**YOUR INSTRUCTIONS**.
Return a copy of every line in the records that includes the word "image".

Dataset records
☆ ☆ ☆
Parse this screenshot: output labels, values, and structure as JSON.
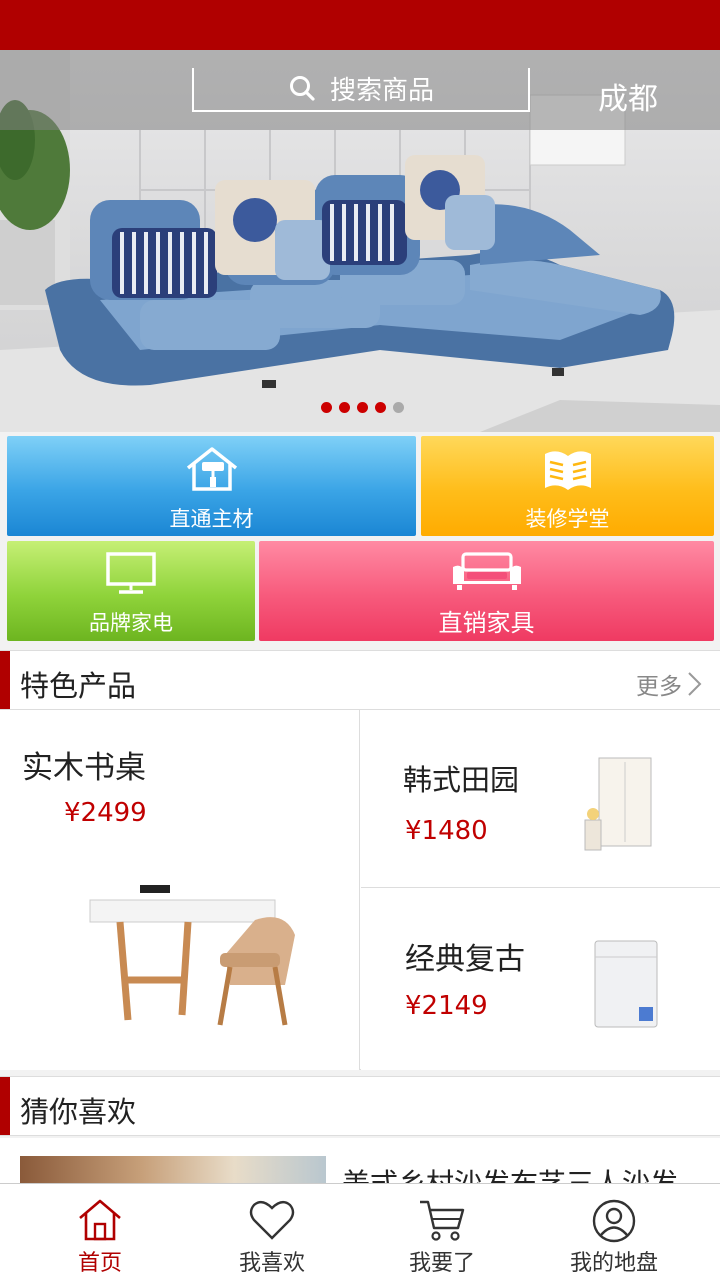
{
  "search": {
    "placeholder": "搜索商品",
    "icon": "search-icon"
  },
  "location": {
    "city": "成都"
  },
  "banner": {
    "slides_total": 5,
    "active_slide": 4
  },
  "categories": [
    {
      "label": "直通主材",
      "icon": "house-roller-icon",
      "color": "#2a97e0"
    },
    {
      "label": "装修学堂",
      "icon": "open-book-icon",
      "color": "#ffb811"
    },
    {
      "label": "品牌家电",
      "icon": "tv-icon",
      "color": "#80c82e"
    },
    {
      "label": "直销家具",
      "icon": "sofa-icon",
      "color": "#f4507a"
    }
  ],
  "featured": {
    "title": "特色产品",
    "more_label": "更多",
    "products": [
      {
        "name": "实木书桌",
        "price": "¥2499",
        "icon": "desk-chair-image"
      },
      {
        "name": "韩式田园",
        "price": "¥1480",
        "icon": "wardrobe-image"
      },
      {
        "name": "经典复古",
        "price": "¥2149",
        "icon": "fridge-image"
      }
    ]
  },
  "guess": {
    "title": "猜你喜欢",
    "items": [
      {
        "title": "美式乡村沙发布艺三人沙发"
      }
    ]
  },
  "nav": [
    {
      "label": "首页",
      "icon": "home-icon",
      "active": true
    },
    {
      "label": "我喜欢",
      "icon": "heart-icon",
      "active": false
    },
    {
      "label": "我要了",
      "icon": "cart-icon",
      "active": false
    },
    {
      "label": "我的地盘",
      "icon": "user-icon",
      "active": false
    }
  ],
  "colors": {
    "brand": "#b00000",
    "price": "#c00000"
  }
}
☆ ☆ ☆
**ANSWER FOR THIS EXERCISE**.
        "icon": "desk-chair-image"
        "icon": "wardrobe-image"
        "icon": "fridge-image"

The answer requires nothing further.